-- Start Stored rows --

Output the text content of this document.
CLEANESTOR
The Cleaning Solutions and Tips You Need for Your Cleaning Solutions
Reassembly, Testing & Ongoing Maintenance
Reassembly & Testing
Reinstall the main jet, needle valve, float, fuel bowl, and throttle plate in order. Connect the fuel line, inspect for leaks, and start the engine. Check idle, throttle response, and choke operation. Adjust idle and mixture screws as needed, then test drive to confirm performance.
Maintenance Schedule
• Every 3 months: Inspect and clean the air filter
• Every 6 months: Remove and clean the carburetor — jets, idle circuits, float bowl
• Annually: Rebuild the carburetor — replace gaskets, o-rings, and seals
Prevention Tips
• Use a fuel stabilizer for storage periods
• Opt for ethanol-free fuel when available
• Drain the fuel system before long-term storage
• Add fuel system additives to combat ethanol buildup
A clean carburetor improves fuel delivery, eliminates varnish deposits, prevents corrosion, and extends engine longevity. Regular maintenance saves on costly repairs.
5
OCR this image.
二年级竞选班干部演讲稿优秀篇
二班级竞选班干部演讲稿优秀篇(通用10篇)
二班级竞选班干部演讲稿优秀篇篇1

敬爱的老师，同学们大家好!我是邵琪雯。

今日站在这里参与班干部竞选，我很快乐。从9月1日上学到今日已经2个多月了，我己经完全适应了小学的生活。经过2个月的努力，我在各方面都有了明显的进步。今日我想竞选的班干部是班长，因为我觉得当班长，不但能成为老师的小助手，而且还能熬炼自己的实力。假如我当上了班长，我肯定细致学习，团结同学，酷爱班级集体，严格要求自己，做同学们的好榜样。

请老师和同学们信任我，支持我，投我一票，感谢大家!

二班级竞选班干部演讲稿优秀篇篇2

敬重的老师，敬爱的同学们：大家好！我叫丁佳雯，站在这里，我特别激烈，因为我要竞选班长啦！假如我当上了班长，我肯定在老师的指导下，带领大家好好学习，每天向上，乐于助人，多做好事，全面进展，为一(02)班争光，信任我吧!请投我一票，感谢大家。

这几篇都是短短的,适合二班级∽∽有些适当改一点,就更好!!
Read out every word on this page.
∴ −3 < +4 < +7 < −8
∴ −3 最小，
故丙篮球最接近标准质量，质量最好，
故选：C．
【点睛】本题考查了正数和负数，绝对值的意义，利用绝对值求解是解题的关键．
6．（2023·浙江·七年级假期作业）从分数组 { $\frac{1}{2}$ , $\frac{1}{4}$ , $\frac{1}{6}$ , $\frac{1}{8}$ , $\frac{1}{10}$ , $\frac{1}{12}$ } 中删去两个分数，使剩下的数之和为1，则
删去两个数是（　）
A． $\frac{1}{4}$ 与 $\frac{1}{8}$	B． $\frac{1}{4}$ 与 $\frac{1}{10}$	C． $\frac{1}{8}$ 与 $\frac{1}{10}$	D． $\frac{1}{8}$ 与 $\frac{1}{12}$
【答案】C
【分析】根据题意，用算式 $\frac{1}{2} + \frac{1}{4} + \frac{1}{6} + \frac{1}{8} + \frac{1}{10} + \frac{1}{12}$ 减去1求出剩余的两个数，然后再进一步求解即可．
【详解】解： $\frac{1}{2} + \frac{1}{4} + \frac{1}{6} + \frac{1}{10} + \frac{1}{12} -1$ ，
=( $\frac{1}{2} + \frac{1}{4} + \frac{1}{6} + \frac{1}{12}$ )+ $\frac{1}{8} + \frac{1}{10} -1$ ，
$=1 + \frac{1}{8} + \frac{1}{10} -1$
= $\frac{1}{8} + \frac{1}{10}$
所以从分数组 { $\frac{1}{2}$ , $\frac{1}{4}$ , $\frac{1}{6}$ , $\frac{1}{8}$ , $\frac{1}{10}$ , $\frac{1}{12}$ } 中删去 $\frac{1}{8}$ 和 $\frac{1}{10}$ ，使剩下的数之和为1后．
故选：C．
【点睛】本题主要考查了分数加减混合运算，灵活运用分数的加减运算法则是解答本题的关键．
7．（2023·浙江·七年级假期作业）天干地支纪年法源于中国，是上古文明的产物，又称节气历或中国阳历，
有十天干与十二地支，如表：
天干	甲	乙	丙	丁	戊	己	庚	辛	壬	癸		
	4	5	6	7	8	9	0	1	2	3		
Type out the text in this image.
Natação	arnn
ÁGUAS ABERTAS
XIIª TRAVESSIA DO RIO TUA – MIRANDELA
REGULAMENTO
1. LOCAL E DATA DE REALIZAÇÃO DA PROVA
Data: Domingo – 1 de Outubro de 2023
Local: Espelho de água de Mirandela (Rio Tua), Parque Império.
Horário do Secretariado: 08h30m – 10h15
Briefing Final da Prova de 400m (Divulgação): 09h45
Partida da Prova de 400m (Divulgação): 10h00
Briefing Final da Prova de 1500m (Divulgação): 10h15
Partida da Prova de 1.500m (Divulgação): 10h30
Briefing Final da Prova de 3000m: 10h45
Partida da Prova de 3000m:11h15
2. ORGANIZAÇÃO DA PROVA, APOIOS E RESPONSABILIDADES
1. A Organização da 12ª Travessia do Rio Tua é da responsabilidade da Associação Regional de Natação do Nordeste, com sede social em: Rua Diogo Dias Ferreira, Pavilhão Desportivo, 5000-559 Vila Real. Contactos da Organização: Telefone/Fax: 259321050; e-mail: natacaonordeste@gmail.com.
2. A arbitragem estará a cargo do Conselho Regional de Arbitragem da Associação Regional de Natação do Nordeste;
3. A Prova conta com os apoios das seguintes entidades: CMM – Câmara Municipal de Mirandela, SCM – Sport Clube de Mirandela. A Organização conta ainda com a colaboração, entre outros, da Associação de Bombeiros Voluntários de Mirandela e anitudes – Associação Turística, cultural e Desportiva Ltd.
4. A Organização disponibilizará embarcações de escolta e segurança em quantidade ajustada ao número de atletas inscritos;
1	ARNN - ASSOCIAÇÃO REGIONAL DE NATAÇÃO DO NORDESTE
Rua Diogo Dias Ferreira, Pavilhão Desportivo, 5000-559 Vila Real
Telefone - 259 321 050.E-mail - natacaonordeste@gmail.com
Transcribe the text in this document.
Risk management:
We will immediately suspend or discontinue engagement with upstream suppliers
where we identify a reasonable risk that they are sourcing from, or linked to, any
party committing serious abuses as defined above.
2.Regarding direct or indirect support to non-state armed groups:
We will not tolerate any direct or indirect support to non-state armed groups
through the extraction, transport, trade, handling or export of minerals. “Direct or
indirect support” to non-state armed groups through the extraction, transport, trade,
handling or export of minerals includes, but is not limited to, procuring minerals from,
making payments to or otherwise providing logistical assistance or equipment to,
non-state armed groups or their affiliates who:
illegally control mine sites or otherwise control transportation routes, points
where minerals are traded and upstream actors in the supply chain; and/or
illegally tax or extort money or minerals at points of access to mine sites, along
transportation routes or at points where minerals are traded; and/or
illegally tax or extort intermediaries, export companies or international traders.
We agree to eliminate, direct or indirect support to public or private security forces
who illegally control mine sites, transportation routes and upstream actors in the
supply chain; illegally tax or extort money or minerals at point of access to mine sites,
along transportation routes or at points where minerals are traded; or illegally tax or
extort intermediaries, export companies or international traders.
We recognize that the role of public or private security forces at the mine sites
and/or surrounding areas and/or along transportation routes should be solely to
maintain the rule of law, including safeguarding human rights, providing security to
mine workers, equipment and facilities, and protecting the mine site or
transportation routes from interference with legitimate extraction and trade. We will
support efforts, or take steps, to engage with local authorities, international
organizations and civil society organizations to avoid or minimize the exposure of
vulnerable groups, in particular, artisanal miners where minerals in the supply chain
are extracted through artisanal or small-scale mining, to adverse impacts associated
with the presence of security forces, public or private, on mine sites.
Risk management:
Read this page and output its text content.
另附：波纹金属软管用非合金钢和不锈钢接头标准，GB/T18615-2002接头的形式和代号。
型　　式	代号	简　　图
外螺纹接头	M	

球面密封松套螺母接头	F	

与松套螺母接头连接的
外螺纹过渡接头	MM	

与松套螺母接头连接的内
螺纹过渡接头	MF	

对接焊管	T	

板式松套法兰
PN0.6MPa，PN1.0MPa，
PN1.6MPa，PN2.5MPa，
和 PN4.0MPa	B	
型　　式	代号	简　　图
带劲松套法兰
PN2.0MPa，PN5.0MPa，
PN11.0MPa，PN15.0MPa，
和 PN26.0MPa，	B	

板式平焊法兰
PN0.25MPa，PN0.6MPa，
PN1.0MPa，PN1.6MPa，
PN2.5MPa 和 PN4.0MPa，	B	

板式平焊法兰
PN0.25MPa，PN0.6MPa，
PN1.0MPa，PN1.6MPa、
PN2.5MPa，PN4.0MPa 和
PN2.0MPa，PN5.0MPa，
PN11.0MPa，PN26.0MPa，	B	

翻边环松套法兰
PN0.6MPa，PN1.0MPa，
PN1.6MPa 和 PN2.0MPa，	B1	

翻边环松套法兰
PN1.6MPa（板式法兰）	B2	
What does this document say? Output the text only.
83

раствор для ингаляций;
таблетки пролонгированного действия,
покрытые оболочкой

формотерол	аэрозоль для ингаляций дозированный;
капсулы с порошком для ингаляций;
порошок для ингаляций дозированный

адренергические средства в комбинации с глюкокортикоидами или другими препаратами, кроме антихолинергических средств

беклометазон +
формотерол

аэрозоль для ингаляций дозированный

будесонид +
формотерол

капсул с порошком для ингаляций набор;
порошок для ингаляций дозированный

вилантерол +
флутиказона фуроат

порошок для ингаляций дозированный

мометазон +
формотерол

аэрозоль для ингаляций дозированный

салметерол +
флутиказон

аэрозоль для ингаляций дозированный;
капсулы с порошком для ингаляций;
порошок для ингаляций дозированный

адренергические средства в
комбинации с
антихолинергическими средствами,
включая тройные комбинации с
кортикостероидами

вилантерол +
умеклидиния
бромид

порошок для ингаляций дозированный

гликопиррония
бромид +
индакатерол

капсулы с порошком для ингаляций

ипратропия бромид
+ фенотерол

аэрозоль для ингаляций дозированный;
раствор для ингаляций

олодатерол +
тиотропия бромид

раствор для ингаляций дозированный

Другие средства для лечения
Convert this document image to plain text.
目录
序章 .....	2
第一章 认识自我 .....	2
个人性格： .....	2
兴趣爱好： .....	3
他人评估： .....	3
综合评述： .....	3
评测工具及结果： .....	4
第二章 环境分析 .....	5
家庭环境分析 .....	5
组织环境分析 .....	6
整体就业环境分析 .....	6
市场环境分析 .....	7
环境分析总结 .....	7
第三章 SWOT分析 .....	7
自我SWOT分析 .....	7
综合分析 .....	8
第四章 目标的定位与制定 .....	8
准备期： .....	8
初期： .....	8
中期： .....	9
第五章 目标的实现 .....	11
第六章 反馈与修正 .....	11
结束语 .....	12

-- End Stored rows --

Aim
Find all lines where the word "that" appears. Copy them.

Output for this task
where we identify a reasonable risk that they are sourcing from, or linked to, any
We recognize that the role of public or private security forces at the mine sites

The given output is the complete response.